TASK DETAILS. Could you output each line of the data that follows exactly?
----
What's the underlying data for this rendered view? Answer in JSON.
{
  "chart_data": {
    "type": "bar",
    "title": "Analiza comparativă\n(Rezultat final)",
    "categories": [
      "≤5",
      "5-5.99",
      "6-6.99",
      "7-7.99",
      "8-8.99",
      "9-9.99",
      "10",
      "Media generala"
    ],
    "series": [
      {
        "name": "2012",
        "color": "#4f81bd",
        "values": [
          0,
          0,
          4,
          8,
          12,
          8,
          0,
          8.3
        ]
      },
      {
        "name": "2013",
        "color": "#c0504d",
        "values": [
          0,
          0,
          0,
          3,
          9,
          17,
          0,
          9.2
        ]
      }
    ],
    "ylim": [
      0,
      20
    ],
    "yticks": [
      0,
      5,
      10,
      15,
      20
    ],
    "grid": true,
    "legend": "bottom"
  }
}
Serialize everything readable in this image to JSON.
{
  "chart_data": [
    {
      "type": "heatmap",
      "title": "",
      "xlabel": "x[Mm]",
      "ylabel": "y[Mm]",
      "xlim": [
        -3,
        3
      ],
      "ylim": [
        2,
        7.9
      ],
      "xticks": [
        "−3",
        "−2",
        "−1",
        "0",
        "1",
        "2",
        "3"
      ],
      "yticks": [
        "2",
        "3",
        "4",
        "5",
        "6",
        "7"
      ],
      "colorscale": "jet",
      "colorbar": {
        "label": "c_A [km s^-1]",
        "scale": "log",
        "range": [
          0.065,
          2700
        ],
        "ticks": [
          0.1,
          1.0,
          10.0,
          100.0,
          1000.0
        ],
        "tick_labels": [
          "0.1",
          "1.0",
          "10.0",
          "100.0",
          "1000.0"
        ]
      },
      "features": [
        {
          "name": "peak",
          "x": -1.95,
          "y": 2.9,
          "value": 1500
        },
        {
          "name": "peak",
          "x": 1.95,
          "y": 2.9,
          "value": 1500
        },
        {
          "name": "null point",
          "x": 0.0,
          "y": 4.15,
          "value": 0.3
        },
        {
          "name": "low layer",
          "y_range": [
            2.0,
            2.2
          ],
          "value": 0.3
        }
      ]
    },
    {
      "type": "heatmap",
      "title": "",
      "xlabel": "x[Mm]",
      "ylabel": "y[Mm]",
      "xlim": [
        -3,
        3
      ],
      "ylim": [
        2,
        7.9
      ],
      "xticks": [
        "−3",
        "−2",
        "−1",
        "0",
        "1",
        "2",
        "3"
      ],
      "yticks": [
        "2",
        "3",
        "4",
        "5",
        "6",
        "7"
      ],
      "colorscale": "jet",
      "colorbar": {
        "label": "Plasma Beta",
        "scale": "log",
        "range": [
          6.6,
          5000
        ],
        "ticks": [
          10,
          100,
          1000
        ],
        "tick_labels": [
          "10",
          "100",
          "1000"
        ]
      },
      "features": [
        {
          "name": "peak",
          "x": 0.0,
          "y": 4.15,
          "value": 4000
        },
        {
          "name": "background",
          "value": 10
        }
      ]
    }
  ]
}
----
ANSWER TO THIS EXERCISE.
What's the underlying data for this rendered view? Answer in JSON.
{
  "chart_data": {
    "type": "bar",
    "title": "Analiza comparativă\n(Rezultat final)",
    "categories": [
      "≤5",
      "5-5.99",
      "6-6.99",
      "7-7.99",
      "8-8.99",
      "9-9.99",
      "10",
      "Media generala"
    ],
    "series": [
      {
        "name": "2012",
        "color": "#4f81bd",
        "values": [
          0,
          0,
          4,
          8,
          12,
          8,
          0,
          8.3
        ]
      },
      {
        "name": "2013",
        "color": "#c0504d",
        "values": [
          0,
          0,
          0,
          3,
          9,
          17,
          0,
          9.2
        ]
      }
    ],
    "ylim": [
      0,
      20
    ],
    "yticks": [
      0,
      5,
      10,
      15,
      20
    ],
    "grid": true,
    "legend": "bottom"
  }
}
Serialize everything readable in this image to JSON.
{
  "chart_data": [
    {
      "type": "heatmap",
      "title": "",
      "xlabel": "x[Mm]",
      "ylabel": "y[Mm]",
      "xlim": [
        -3,
        3
      ],
      "ylim": [
        2,
        7.9
      ],
      "xticks": [
        "−3",
        "−2",
        "−1",
        "0",
        "1",
        "2",
        "3"
      ],
      "yticks": [
        "2",
        "3",
        "4",
        "5",
        "6",
        "7"
      ],
      "colorscale": "jet",
      "colorbar": {
        "label": "c_A [km s^-1]",
        "scale": "log",
        "range": [
          0.065,
          2700
        ],
        "ticks": [
          0.1,
          1.0,
          10.0,
          100.0,
          1000.0
        ],
        "tick_labels": [
          "0.1",
          "1.0",
          "10.0",
          "100.0",
          "1000.0"
        ]
      },
      "features": [
        {
          "name": "peak",
          "x": -1.95,
          "y": 2.9,
          "value": 1500
        },
        {
          "name": "peak",
          "x": 1.95,
          "y": 2.9,
          "value": 1500
        },
        {
          "name": "null point",
          "x": 0.0,
          "y": 4.15,
          "value": 0.3
        },
        {
          "name": "low layer",
          "y_range": [
            2.0,
            2.2
          ],
          "value": 0.3
        }
      ]
    },
    {
      "type": "heatmap",
      "title": "",
      "xlabel": "x[Mm]",
      "ylabel": "y[Mm]",
      "xlim": [
        -3,
        3
      ],
      "ylim": [
        2,
        7.9
      ],
      "xticks": [
        "−3",
        "−2",
        "−1",
        "0",
        "1",
        "2",
        "3"
      ],
      "yticks": [
        "2",
        "3",
        "4",
        "5",
        "6",
        "7"
      ],
      "colorscale": "jet",
      "colorbar": {
        "label": "Plasma Beta",
        "scale": "log",
        "range": [
          6.6,
          5000
        ],
        "ticks": [
          10,
          100,
          1000
        ],
        "tick_labels": [
          "10",
          "100",
          "1000"
        ]
      },
      "features": [
        {
          "name": "peak",
          "x": 0.0,
          "y": 4.15,
          "value": 4000
        },
        {
          "name": "background",
          "value": 10
        }
      ]
    }
  ]
}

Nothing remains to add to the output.